Given exercise: Look for the word "panel" in each line and report the count of matching lines, with nothing added.

Listed entries:
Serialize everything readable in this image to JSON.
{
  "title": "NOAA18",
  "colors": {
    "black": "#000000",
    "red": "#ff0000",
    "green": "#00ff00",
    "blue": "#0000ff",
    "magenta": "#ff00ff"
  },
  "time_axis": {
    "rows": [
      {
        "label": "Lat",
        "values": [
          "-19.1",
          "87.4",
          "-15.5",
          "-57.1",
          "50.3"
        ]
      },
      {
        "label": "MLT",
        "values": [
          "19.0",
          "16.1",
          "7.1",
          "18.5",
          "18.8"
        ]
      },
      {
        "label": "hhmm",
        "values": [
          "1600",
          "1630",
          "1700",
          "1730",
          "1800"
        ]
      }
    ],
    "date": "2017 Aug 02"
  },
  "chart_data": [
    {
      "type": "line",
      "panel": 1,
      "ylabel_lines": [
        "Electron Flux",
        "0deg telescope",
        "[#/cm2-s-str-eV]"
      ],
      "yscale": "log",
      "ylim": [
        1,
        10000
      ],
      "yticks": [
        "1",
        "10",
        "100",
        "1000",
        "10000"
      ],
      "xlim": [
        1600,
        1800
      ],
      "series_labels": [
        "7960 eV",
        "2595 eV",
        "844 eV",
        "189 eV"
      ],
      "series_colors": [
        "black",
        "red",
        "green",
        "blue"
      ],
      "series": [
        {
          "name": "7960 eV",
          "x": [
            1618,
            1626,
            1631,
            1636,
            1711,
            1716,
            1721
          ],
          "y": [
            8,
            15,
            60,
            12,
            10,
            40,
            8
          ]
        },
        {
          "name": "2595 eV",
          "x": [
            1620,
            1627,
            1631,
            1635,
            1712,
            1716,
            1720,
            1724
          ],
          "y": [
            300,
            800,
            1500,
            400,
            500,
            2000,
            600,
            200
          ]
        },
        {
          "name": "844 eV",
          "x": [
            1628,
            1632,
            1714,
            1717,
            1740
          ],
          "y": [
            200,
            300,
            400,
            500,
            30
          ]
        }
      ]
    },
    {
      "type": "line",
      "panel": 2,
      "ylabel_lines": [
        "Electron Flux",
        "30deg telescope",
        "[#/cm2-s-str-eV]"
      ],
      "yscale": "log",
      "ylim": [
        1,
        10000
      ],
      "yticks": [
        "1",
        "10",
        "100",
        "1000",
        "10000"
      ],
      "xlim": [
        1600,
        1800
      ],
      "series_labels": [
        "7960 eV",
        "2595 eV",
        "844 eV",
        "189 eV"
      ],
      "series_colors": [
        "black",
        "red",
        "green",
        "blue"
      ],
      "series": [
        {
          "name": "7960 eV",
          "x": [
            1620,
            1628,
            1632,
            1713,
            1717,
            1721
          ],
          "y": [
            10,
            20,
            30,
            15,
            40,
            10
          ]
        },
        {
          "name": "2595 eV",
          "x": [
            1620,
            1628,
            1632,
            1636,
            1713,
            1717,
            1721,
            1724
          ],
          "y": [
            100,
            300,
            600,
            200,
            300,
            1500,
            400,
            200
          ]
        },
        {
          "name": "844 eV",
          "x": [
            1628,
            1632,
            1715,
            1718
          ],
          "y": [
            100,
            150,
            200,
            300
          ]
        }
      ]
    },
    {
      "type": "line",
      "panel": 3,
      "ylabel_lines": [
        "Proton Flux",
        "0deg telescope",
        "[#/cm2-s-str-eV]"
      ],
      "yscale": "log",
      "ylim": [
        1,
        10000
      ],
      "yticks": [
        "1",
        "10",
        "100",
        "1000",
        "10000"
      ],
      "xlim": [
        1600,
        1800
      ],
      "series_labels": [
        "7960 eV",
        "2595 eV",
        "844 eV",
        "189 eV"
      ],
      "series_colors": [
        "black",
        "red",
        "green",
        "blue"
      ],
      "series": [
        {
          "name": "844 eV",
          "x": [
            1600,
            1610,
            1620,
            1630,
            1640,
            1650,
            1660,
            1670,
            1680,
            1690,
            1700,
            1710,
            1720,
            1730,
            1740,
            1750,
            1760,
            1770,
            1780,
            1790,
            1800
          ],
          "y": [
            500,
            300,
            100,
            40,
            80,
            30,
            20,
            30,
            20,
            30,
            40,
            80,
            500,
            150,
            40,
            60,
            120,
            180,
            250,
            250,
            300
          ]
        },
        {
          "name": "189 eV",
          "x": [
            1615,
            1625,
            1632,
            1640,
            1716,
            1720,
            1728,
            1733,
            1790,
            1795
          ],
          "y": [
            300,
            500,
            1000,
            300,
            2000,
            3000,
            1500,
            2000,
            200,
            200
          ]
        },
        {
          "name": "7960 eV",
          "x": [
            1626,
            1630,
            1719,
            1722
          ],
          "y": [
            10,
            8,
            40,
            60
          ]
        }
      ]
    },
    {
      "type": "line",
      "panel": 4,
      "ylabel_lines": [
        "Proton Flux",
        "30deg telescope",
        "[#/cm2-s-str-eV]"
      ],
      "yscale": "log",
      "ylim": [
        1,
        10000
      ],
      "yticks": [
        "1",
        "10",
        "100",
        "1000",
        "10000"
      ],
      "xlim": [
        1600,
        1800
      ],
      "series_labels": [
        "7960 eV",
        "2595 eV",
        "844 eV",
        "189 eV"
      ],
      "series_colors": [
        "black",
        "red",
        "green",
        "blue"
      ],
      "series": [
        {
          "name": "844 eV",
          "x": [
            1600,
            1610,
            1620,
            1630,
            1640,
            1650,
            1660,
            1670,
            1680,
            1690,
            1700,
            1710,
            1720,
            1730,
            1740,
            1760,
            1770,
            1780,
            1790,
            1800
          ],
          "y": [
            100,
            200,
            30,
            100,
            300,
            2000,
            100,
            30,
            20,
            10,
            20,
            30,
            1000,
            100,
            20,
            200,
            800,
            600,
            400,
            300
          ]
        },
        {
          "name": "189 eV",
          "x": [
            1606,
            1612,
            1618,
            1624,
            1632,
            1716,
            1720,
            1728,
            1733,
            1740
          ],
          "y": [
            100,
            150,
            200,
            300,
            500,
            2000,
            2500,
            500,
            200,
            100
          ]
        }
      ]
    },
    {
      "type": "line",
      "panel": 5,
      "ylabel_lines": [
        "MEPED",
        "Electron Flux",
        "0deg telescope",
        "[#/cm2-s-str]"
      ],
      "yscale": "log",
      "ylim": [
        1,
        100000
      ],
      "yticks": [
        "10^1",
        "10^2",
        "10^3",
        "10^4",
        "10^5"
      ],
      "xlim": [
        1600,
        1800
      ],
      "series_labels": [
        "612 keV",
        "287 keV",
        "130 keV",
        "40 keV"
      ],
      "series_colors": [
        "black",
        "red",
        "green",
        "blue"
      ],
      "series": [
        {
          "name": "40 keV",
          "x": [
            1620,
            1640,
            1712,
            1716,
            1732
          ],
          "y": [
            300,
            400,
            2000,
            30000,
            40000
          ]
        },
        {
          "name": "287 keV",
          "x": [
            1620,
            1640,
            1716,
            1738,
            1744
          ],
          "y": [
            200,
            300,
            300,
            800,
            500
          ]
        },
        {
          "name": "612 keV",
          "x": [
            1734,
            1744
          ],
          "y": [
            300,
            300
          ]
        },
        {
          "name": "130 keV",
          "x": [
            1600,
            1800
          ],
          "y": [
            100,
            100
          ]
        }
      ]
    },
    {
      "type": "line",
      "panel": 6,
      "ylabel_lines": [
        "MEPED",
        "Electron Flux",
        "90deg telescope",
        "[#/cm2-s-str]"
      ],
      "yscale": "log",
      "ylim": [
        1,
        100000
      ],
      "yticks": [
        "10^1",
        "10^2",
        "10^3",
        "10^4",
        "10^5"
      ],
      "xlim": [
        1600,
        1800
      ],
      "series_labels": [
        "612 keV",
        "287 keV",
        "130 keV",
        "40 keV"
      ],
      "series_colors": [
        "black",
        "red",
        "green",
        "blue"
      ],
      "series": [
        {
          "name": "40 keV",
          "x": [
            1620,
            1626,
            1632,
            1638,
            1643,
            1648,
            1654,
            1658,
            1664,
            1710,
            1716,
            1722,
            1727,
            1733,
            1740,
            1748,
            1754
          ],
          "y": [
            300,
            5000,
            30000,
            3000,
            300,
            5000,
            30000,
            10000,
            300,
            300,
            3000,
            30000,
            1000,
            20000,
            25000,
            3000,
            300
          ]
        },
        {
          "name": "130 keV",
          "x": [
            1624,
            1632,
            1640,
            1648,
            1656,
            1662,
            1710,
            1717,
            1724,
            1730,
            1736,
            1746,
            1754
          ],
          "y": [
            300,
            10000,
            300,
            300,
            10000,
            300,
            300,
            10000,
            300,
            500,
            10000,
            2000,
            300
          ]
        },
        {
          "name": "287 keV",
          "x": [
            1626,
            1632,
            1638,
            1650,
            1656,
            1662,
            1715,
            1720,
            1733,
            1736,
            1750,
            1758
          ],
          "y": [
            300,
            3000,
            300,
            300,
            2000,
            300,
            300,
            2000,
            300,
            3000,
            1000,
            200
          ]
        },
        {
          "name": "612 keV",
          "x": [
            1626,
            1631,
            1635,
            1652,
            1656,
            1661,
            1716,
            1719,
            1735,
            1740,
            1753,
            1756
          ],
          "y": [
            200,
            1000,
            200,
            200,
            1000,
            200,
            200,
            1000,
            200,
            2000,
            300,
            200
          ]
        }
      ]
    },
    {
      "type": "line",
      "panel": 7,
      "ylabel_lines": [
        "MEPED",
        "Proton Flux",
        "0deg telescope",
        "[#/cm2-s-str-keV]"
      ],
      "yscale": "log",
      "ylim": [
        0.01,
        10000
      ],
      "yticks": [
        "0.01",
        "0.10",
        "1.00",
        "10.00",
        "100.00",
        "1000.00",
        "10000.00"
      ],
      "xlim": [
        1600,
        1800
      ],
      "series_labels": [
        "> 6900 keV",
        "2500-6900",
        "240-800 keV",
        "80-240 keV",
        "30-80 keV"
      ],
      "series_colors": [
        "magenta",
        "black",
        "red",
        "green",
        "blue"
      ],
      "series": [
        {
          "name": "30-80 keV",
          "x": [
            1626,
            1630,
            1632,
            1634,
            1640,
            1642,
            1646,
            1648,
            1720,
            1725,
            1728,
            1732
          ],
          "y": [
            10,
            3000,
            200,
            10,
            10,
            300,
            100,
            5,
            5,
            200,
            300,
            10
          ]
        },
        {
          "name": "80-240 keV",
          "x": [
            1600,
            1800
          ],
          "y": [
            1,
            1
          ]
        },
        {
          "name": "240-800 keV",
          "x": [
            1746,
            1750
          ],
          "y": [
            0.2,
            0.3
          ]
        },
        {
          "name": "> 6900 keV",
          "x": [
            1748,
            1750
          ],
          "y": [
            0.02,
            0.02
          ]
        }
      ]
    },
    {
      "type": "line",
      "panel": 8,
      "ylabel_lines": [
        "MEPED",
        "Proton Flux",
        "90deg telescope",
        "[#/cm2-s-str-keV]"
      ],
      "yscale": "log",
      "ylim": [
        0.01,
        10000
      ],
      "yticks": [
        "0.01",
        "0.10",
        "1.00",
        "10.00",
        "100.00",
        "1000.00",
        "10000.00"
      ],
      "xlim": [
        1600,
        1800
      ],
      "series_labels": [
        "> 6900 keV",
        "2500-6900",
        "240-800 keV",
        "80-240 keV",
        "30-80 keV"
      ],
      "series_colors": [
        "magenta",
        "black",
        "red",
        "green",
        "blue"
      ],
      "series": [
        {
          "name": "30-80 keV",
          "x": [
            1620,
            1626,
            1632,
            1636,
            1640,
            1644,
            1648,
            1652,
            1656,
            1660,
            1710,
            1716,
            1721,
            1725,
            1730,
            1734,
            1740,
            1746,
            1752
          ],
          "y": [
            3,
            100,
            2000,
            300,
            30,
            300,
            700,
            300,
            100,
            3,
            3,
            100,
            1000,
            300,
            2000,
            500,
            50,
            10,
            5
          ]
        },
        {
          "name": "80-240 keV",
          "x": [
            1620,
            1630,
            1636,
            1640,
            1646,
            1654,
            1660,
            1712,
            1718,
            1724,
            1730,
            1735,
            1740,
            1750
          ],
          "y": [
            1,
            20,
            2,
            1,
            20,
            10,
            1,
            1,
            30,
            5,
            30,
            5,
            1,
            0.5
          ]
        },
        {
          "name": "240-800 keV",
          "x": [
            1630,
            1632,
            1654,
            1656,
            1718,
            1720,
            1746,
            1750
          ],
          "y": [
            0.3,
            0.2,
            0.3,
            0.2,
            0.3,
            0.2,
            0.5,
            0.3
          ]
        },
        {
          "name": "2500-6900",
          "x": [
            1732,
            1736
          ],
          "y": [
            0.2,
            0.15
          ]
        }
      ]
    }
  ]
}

Task result: 8